-- MATERIAL SUPPLIED start --
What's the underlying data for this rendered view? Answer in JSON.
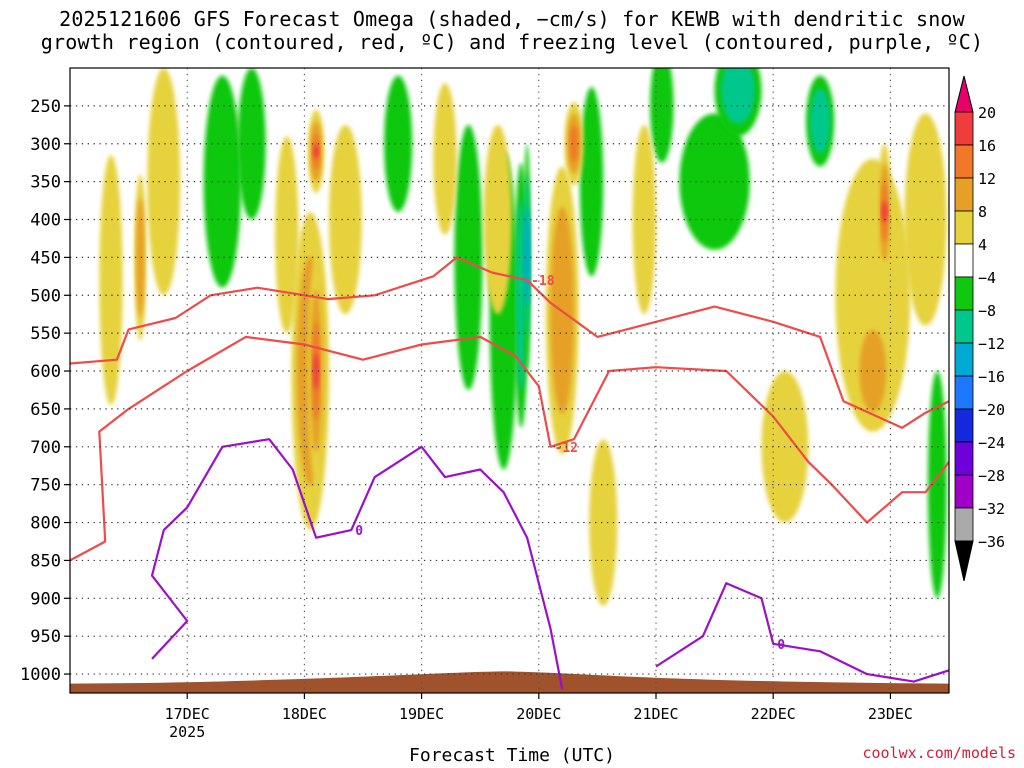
{
  "title": {
    "line1": "2025121606 GFS Forecast Omega (shaded, −cm/s) for KEWB with dendritic snow",
    "line2": "growth region (contoured, red, ºC) and freezing level (contoured, purple, ºC)"
  },
  "watermark": "coolwx.com/models",
  "chart_data": {
    "type": "heatmap",
    "xlabel": "Forecast Time (UTC)",
    "ylabel": "",
    "x_ticks": [
      {
        "label": "17DEC",
        "sub": "2025",
        "day": 1
      },
      {
        "label": "18DEC",
        "sub": "",
        "day": 2
      },
      {
        "label": "19DEC",
        "sub": "",
        "day": 3
      },
      {
        "label": "20DEC",
        "sub": "",
        "day": 4
      },
      {
        "label": "21DEC",
        "sub": "",
        "day": 5
      },
      {
        "label": "22DEC",
        "sub": "",
        "day": 6
      },
      {
        "label": "23DEC",
        "sub": "",
        "day": 7
      }
    ],
    "x_range_days": [
      0.0,
      7.5
    ],
    "y_ticks": [
      250,
      300,
      350,
      400,
      450,
      500,
      550,
      600,
      650,
      700,
      750,
      800,
      850,
      900,
      950,
      1000
    ],
    "y_range_hpa": [
      200,
      1025
    ],
    "colorbar": {
      "labels": [
        "20",
        "16",
        "12",
        "8",
        "4",
        "−4",
        "−8",
        "−12",
        "−16",
        "−20",
        "−24",
        "−28",
        "−32",
        "−36"
      ],
      "colors": [
        "#e8006a",
        "#f03c3c",
        "#f07828",
        "#e6a028",
        "#e6d23c",
        "#ffffff",
        "#10c810",
        "#00c88c",
        "#00aad2",
        "#1e78ff",
        "#1428dc",
        "#6e00dc",
        "#a000c8",
        "#aaaaaa",
        "#000000"
      ]
    },
    "omega_blobs": [
      {
        "t": 0.35,
        "p": 480,
        "w": 0.1,
        "h": 330,
        "level": 1
      },
      {
        "t": 0.6,
        "p": 450,
        "w": 0.05,
        "h": 220,
        "level": 2
      },
      {
        "t": 0.8,
        "p": 350,
        "w": 0.14,
        "h": 300,
        "level": 1
      },
      {
        "t": 1.85,
        "p": 420,
        "w": 0.1,
        "h": 260,
        "level": 1
      },
      {
        "t": 2.05,
        "p": 600,
        "w": 0.16,
        "h": 420,
        "level": 2
      },
      {
        "t": 2.1,
        "p": 600,
        "w": 0.07,
        "h": 300,
        "level": 4
      },
      {
        "t": 2.1,
        "p": 310,
        "w": 0.07,
        "h": 110,
        "level": 4
      },
      {
        "t": 2.35,
        "p": 400,
        "w": 0.14,
        "h": 250,
        "level": 1
      },
      {
        "t": 3.2,
        "p": 320,
        "w": 0.1,
        "h": 200,
        "level": 1
      },
      {
        "t": 3.65,
        "p": 400,
        "w": 0.12,
        "h": 250,
        "level": 1
      },
      {
        "t": 4.2,
        "p": 520,
        "w": 0.14,
        "h": 380,
        "level": 2
      },
      {
        "t": 4.3,
        "p": 300,
        "w": 0.08,
        "h": 110,
        "level": 3
      },
      {
        "t": 4.55,
        "p": 800,
        "w": 0.12,
        "h": 220,
        "level": 1
      },
      {
        "t": 4.9,
        "p": 400,
        "w": 0.1,
        "h": 250,
        "level": 1
      },
      {
        "t": 6.1,
        "p": 700,
        "w": 0.2,
        "h": 200,
        "level": 1
      },
      {
        "t": 6.85,
        "p": 500,
        "w": 0.32,
        "h": 360,
        "level": 1
      },
      {
        "t": 6.85,
        "p": 600,
        "w": 0.16,
        "h": 150,
        "level": 2
      },
      {
        "t": 6.95,
        "p": 390,
        "w": 0.06,
        "h": 180,
        "level": 4
      },
      {
        "t": 7.3,
        "p": 400,
        "w": 0.18,
        "h": 280,
        "level": 1
      }
    ],
    "omega_sink_blobs": [
      {
        "t": 1.3,
        "p": 350,
        "w": 0.16,
        "h": 280,
        "level": -1
      },
      {
        "t": 1.55,
        "p": 300,
        "w": 0.12,
        "h": 200,
        "level": -1
      },
      {
        "t": 2.8,
        "p": 300,
        "w": 0.12,
        "h": 180,
        "level": -1
      },
      {
        "t": 3.4,
        "p": 450,
        "w": 0.12,
        "h": 350,
        "level": -1
      },
      {
        "t": 3.7,
        "p": 520,
        "w": 0.12,
        "h": 420,
        "level": -1
      },
      {
        "t": 3.85,
        "p": 500,
        "w": 0.06,
        "h": 350,
        "level": -2
      },
      {
        "t": 3.9,
        "p": 450,
        "w": 0.03,
        "h": 300,
        "level": -3
      },
      {
        "t": 4.45,
        "p": 350,
        "w": 0.1,
        "h": 250,
        "level": -1
      },
      {
        "t": 5.05,
        "p": 250,
        "w": 0.1,
        "h": 150,
        "level": -1
      },
      {
        "t": 5.5,
        "p": 350,
        "w": 0.3,
        "h": 180,
        "level": -1
      },
      {
        "t": 5.7,
        "p": 230,
        "w": 0.2,
        "h": 120,
        "level": -2
      },
      {
        "t": 6.4,
        "p": 270,
        "w": 0.12,
        "h": 120,
        "level": -2
      },
      {
        "t": 7.4,
        "p": 750,
        "w": 0.08,
        "h": 300,
        "level": -1
      }
    ],
    "contours": [
      {
        "name": "dgz-18",
        "color": "#f04a4a",
        "label": "-18",
        "points": [
          [
            0,
            590
          ],
          [
            0.4,
            585
          ],
          [
            0.5,
            545
          ],
          [
            0.9,
            530
          ],
          [
            1.2,
            500
          ],
          [
            1.6,
            490
          ],
          [
            2.2,
            505
          ],
          [
            2.6,
            500
          ],
          [
            3.1,
            475
          ],
          [
            3.3,
            450
          ],
          [
            3.6,
            470
          ],
          [
            3.9,
            480
          ],
          [
            4.1,
            510
          ],
          [
            4.5,
            555
          ],
          [
            5.0,
            535
          ],
          [
            5.5,
            515
          ],
          [
            6.0,
            535
          ],
          [
            6.4,
            555
          ],
          [
            6.6,
            640
          ],
          [
            7.1,
            675
          ],
          [
            7.3,
            655
          ],
          [
            7.5,
            640
          ]
        ]
      },
      {
        "name": "dgz-12",
        "color": "#f04a4a",
        "label": "-12",
        "points": [
          [
            0,
            850
          ],
          [
            0.3,
            825
          ],
          [
            0.25,
            680
          ],
          [
            0.5,
            650
          ],
          [
            1.0,
            600
          ],
          [
            1.5,
            555
          ],
          [
            2.0,
            565
          ],
          [
            2.5,
            585
          ],
          [
            3.0,
            565
          ],
          [
            3.5,
            555
          ],
          [
            3.8,
            580
          ],
          [
            4.0,
            620
          ],
          [
            4.1,
            700
          ],
          [
            4.3,
            690
          ],
          [
            4.6,
            600
          ],
          [
            5.0,
            595
          ],
          [
            5.6,
            600
          ],
          [
            6.0,
            660
          ],
          [
            6.3,
            720
          ],
          [
            6.5,
            750
          ],
          [
            6.8,
            800
          ],
          [
            7.1,
            760
          ],
          [
            7.3,
            760
          ],
          [
            7.5,
            720
          ]
        ]
      },
      {
        "name": "freezing-0",
        "color": "#9b10c8",
        "label": "0",
        "points": [
          [
            0.7,
            980
          ],
          [
            1.0,
            930
          ],
          [
            0.7,
            870
          ],
          [
            0.8,
            810
          ],
          [
            1.0,
            780
          ],
          [
            1.3,
            700
          ],
          [
            1.7,
            690
          ],
          [
            1.9,
            730
          ],
          [
            2.1,
            820
          ],
          [
            2.4,
            810
          ],
          [
            2.6,
            740
          ],
          [
            3.0,
            700
          ],
          [
            3.2,
            740
          ],
          [
            3.5,
            730
          ],
          [
            3.7,
            760
          ],
          [
            3.9,
            820
          ],
          [
            4.1,
            940
          ],
          [
            4.2,
            1020
          ]
        ]
      },
      {
        "name": "freezing-0b",
        "color": "#9b10c8",
        "label": "0",
        "points": [
          [
            5.0,
            990
          ],
          [
            5.4,
            950
          ],
          [
            5.6,
            880
          ],
          [
            5.9,
            900
          ],
          [
            6.0,
            960
          ],
          [
            6.4,
            970
          ],
          [
            6.8,
            1000
          ],
          [
            7.2,
            1010
          ],
          [
            7.5,
            995
          ]
        ]
      }
    ],
    "terrain": {
      "color": "#a0522d",
      "surface_hpa": 1010
    }
  }
}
-- MATERIAL SUPPLIED end --
YOUR OBJECTIVE: Which lines contain "Forecast"? Copy each of them.

WRITTEN RESPONSE:
    "line1": "2025121606 GFS Forecast Omega (shaded, −cm/s) for KEWB with dendritic snow",
    "xlabel": "Forecast Time (UTC)",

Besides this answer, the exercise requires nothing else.